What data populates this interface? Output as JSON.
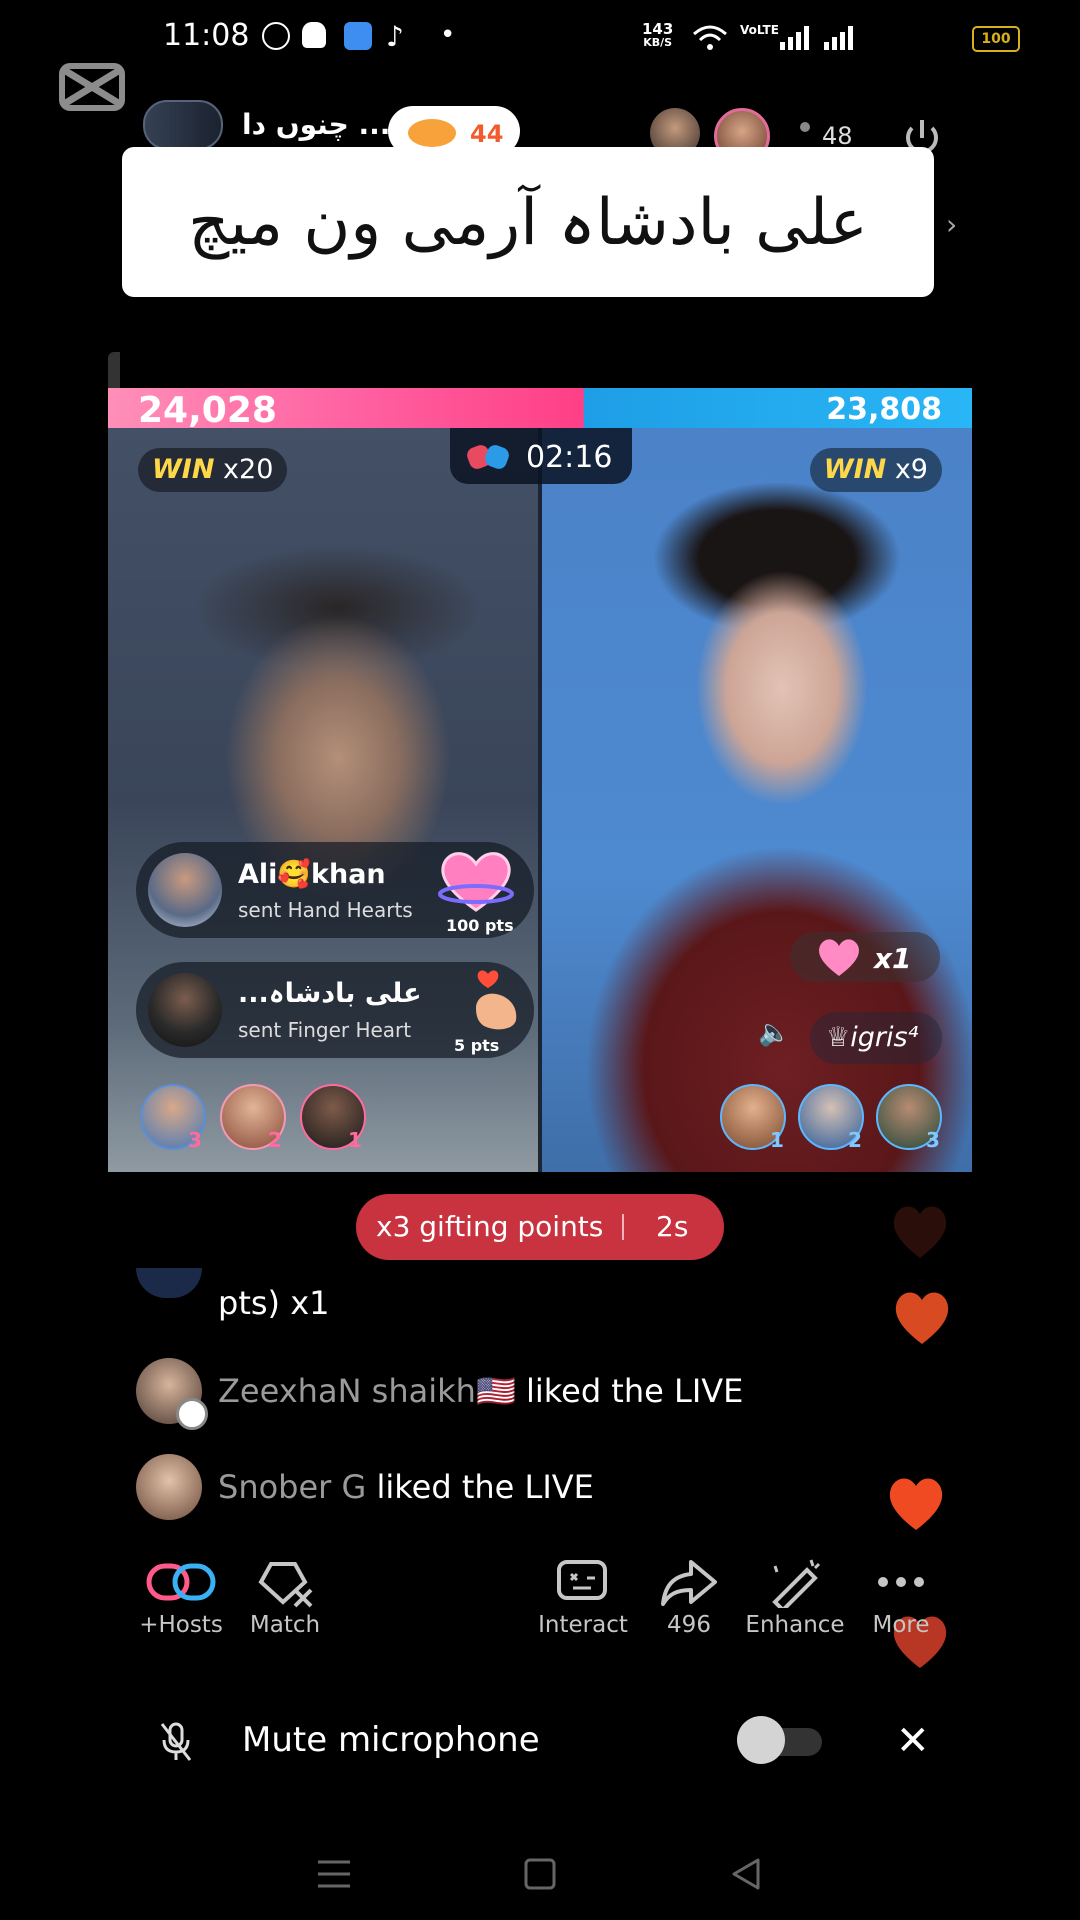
{
  "status_bar": {
    "time": "11:08",
    "net_speed_value": "143",
    "net_speed_unit": "KB/S",
    "volte": "VoLTE",
    "battery": "100",
    "dot": "•"
  },
  "header": {
    "host_name": "چنوں دا ...",
    "likes": "44",
    "viewer_count": "48"
  },
  "caption": {
    "text": "علی بادشاہ آرمی ون میچ",
    "arrow": "›"
  },
  "battle": {
    "left_score": "24,028",
    "right_score": "23,808",
    "timer": "02:16",
    "left_win_label": "WIN",
    "left_win_mult": "x20",
    "right_win_label": "WIN",
    "right_win_mult": "x9",
    "gifts": [
      {
        "user": "Ali🥰khan",
        "desc": "sent Hand Hearts",
        "pts": "100 pts"
      },
      {
        "user": "...علی بادشاہ",
        "desc": "sent Finger Heart",
        "pts": "5 pts"
      }
    ],
    "left_ranks": [
      "3",
      "2",
      "1"
    ],
    "right_ranks": [
      "1",
      "2",
      "3"
    ],
    "combo": "x1",
    "opponent_tag": "♕igris⁴"
  },
  "boost": {
    "text": "x3 gifting points",
    "time": "2s"
  },
  "chat": {
    "partial_line": "pts) x1",
    "messages": [
      {
        "user": "ZeexhaN shaikh🇺🇸",
        "text": " liked the LIVE"
      },
      {
        "user": "Snober G",
        "text": " liked the LIVE"
      }
    ]
  },
  "actions": {
    "hosts": "+Hosts",
    "match": "Match",
    "interact": "Interact",
    "share": "496",
    "enhance": "Enhance",
    "more": "More"
  },
  "mute_row": {
    "label": "Mute microphone",
    "close": "✕"
  },
  "colors": {
    "left_bar": "#ff4f8f",
    "right_bar": "#29b6f6",
    "boost_bg": "#c9323f",
    "heart": "#f04a22"
  }
}
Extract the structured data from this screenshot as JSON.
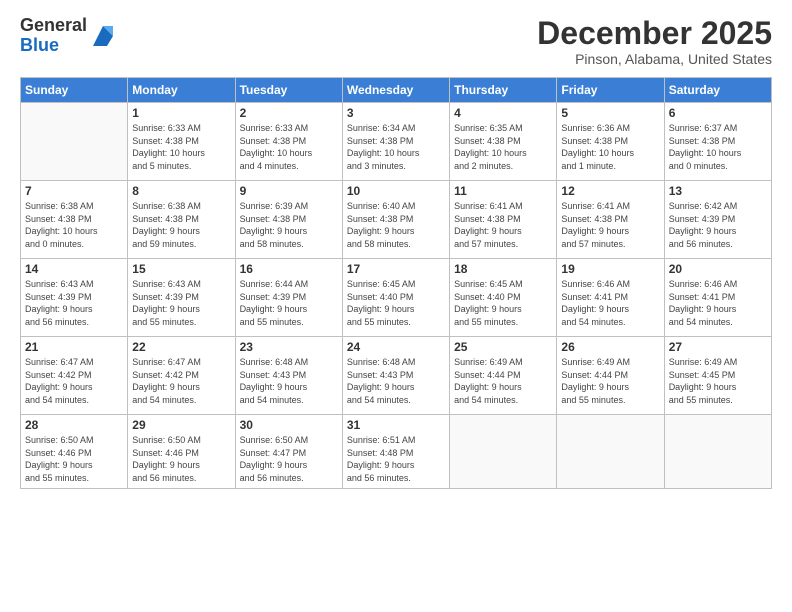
{
  "header": {
    "logo_general": "General",
    "logo_blue": "Blue",
    "month_title": "December 2025",
    "location": "Pinson, Alabama, United States"
  },
  "weekdays": [
    "Sunday",
    "Monday",
    "Tuesday",
    "Wednesday",
    "Thursday",
    "Friday",
    "Saturday"
  ],
  "weeks": [
    [
      {
        "day": "",
        "info": ""
      },
      {
        "day": "1",
        "info": "Sunrise: 6:33 AM\nSunset: 4:38 PM\nDaylight: 10 hours\nand 5 minutes."
      },
      {
        "day": "2",
        "info": "Sunrise: 6:33 AM\nSunset: 4:38 PM\nDaylight: 10 hours\nand 4 minutes."
      },
      {
        "day": "3",
        "info": "Sunrise: 6:34 AM\nSunset: 4:38 PM\nDaylight: 10 hours\nand 3 minutes."
      },
      {
        "day": "4",
        "info": "Sunrise: 6:35 AM\nSunset: 4:38 PM\nDaylight: 10 hours\nand 2 minutes."
      },
      {
        "day": "5",
        "info": "Sunrise: 6:36 AM\nSunset: 4:38 PM\nDaylight: 10 hours\nand 1 minute."
      },
      {
        "day": "6",
        "info": "Sunrise: 6:37 AM\nSunset: 4:38 PM\nDaylight: 10 hours\nand 0 minutes."
      }
    ],
    [
      {
        "day": "7",
        "info": "Sunrise: 6:38 AM\nSunset: 4:38 PM\nDaylight: 10 hours\nand 0 minutes."
      },
      {
        "day": "8",
        "info": "Sunrise: 6:38 AM\nSunset: 4:38 PM\nDaylight: 9 hours\nand 59 minutes."
      },
      {
        "day": "9",
        "info": "Sunrise: 6:39 AM\nSunset: 4:38 PM\nDaylight: 9 hours\nand 58 minutes."
      },
      {
        "day": "10",
        "info": "Sunrise: 6:40 AM\nSunset: 4:38 PM\nDaylight: 9 hours\nand 58 minutes."
      },
      {
        "day": "11",
        "info": "Sunrise: 6:41 AM\nSunset: 4:38 PM\nDaylight: 9 hours\nand 57 minutes."
      },
      {
        "day": "12",
        "info": "Sunrise: 6:41 AM\nSunset: 4:38 PM\nDaylight: 9 hours\nand 57 minutes."
      },
      {
        "day": "13",
        "info": "Sunrise: 6:42 AM\nSunset: 4:39 PM\nDaylight: 9 hours\nand 56 minutes."
      }
    ],
    [
      {
        "day": "14",
        "info": "Sunrise: 6:43 AM\nSunset: 4:39 PM\nDaylight: 9 hours\nand 56 minutes."
      },
      {
        "day": "15",
        "info": "Sunrise: 6:43 AM\nSunset: 4:39 PM\nDaylight: 9 hours\nand 55 minutes."
      },
      {
        "day": "16",
        "info": "Sunrise: 6:44 AM\nSunset: 4:39 PM\nDaylight: 9 hours\nand 55 minutes."
      },
      {
        "day": "17",
        "info": "Sunrise: 6:45 AM\nSunset: 4:40 PM\nDaylight: 9 hours\nand 55 minutes."
      },
      {
        "day": "18",
        "info": "Sunrise: 6:45 AM\nSunset: 4:40 PM\nDaylight: 9 hours\nand 55 minutes."
      },
      {
        "day": "19",
        "info": "Sunrise: 6:46 AM\nSunset: 4:41 PM\nDaylight: 9 hours\nand 54 minutes."
      },
      {
        "day": "20",
        "info": "Sunrise: 6:46 AM\nSunset: 4:41 PM\nDaylight: 9 hours\nand 54 minutes."
      }
    ],
    [
      {
        "day": "21",
        "info": "Sunrise: 6:47 AM\nSunset: 4:42 PM\nDaylight: 9 hours\nand 54 minutes."
      },
      {
        "day": "22",
        "info": "Sunrise: 6:47 AM\nSunset: 4:42 PM\nDaylight: 9 hours\nand 54 minutes."
      },
      {
        "day": "23",
        "info": "Sunrise: 6:48 AM\nSunset: 4:43 PM\nDaylight: 9 hours\nand 54 minutes."
      },
      {
        "day": "24",
        "info": "Sunrise: 6:48 AM\nSunset: 4:43 PM\nDaylight: 9 hours\nand 54 minutes."
      },
      {
        "day": "25",
        "info": "Sunrise: 6:49 AM\nSunset: 4:44 PM\nDaylight: 9 hours\nand 54 minutes."
      },
      {
        "day": "26",
        "info": "Sunrise: 6:49 AM\nSunset: 4:44 PM\nDaylight: 9 hours\nand 55 minutes."
      },
      {
        "day": "27",
        "info": "Sunrise: 6:49 AM\nSunset: 4:45 PM\nDaylight: 9 hours\nand 55 minutes."
      }
    ],
    [
      {
        "day": "28",
        "info": "Sunrise: 6:50 AM\nSunset: 4:46 PM\nDaylight: 9 hours\nand 55 minutes."
      },
      {
        "day": "29",
        "info": "Sunrise: 6:50 AM\nSunset: 4:46 PM\nDaylight: 9 hours\nand 56 minutes."
      },
      {
        "day": "30",
        "info": "Sunrise: 6:50 AM\nSunset: 4:47 PM\nDaylight: 9 hours\nand 56 minutes."
      },
      {
        "day": "31",
        "info": "Sunrise: 6:51 AM\nSunset: 4:48 PM\nDaylight: 9 hours\nand 56 minutes."
      },
      {
        "day": "",
        "info": ""
      },
      {
        "day": "",
        "info": ""
      },
      {
        "day": "",
        "info": ""
      }
    ]
  ]
}
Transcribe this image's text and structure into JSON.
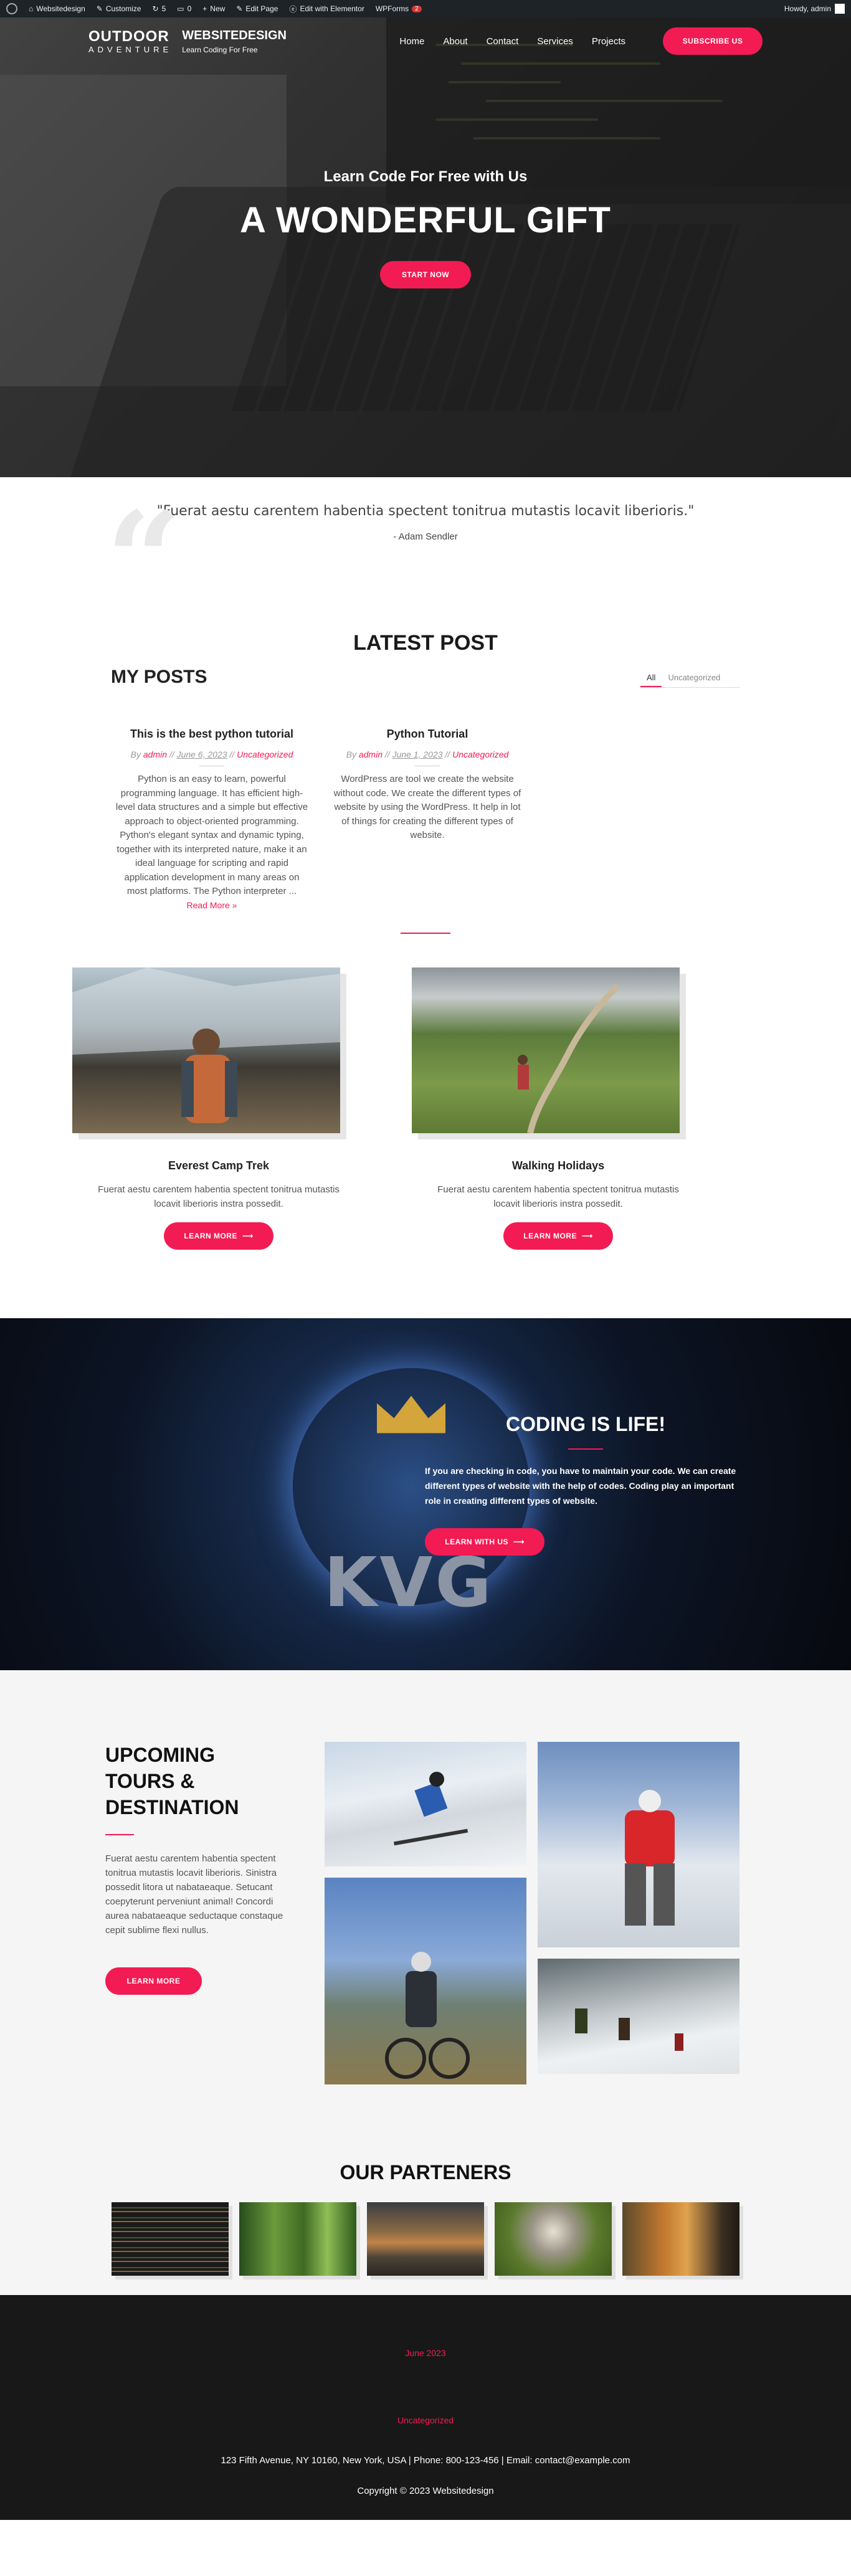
{
  "admin_bar": {
    "site_name": "Websitedesign",
    "customize": "Customize",
    "updates_count": "5",
    "comments_count": "0",
    "new_label": "New",
    "edit_page": "Edit Page",
    "edit_elementor": "Edit with Elementor",
    "wpforms": "WPForms",
    "wpforms_badge": "2",
    "howdy": "Howdy, admin"
  },
  "header": {
    "logo_top": "OUTDOOR",
    "logo_bottom": "ADVENTURE",
    "site_title": "WEBSITEDESIGN",
    "tagline": "Learn Coding For Free",
    "nav": [
      "Home",
      "About",
      "Contact",
      "Services",
      "Projects"
    ],
    "subscribe_label": "SUBSCRIBE US"
  },
  "hero": {
    "subtitle": "Learn Code For Free with Us",
    "title": "A WONDERFUL GIFT",
    "button_label": "START NOW"
  },
  "quote": {
    "text": "\"Fuerat aestu carentem habentia spectent tonitrua mutastis locavit liberioris.\"",
    "author": "- Adam Sendler"
  },
  "latest": {
    "title": "LATEST POST",
    "section_title": "MY POSTS",
    "filters": [
      "All",
      "Uncategorized"
    ],
    "posts": [
      {
        "title": "This is the best python tutorial",
        "by": "By",
        "author": "admin",
        "date": "June 6, 2023",
        "category": "Uncategorized",
        "excerpt": "Python is an easy to learn, powerful programming language. It has efficient high-level data structures and a simple but effective approach to object-oriented programming. Python's elegant syntax and dynamic typing, together with its interpreted nature, make it an ideal language for scripting and rapid application development in many areas on most platforms. The Python interpreter ...",
        "read_more": "Read More »"
      },
      {
        "title": "Python Tutorial",
        "by": "By",
        "author": "admin",
        "date": "June 1, 2023",
        "category": "Uncategorized",
        "excerpt": "WordPress are tool we create the website without code. We create the different types of website by using the WordPress. It help in lot of things for creating the different types of website.",
        "read_more": ""
      }
    ]
  },
  "tours": [
    {
      "title": "Everest Camp Trek",
      "text": "Fuerat aestu carentem habentia spectent tonitrua mutastis locavit liberioris instra possedit.",
      "button_label": "LEARN MORE"
    },
    {
      "title": "Walking Holidays",
      "text": "Fuerat aestu carentem habentia spectent tonitrua mutastis locavit liberioris instra possedit.",
      "button_label": "LEARN MORE"
    }
  ],
  "coding": {
    "title": "CODING IS LIFE!",
    "text": "If you are checking in code, you have to maintain your code. We can create different types of website with the help of codes. Coding play an important role in creating different types of website.",
    "button_label": "LEARN WITH US",
    "logo_text": "KVG"
  },
  "upcoming": {
    "title": "UPCOMING TOURS & DESTINATION",
    "text": "Fuerat aestu carentem habentia spectent tonitrua mutastis locavit liberioris. Sinistra possedit litora ut nabataeaque. Setucant coepyterunt perveniunt animal! Concordi aurea nabataeaque seductaque constaque cepit sublime flexi nullus.",
    "button_label": "LEARN MORE"
  },
  "partners": {
    "title": "OUR PARTENERS"
  },
  "footer": {
    "date": "June 2023",
    "category": "Uncategorized",
    "address": "123 Fifth Avenue, NY 10160, New York, USA | Phone: 800-123-456 | Email: contact@example.com",
    "copyright": "Copyright © 2023 Websitedesign"
  },
  "colors": {
    "accent": "#f31b53",
    "admin_bar": "#1d2327",
    "footer": "#181818"
  }
}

━━━━

» WORK INSTRUCTIONS:
How many of the listing's lines contain "June"? Respond with a single number and nothing else.

» REPLY TO THE EXERCISE:
3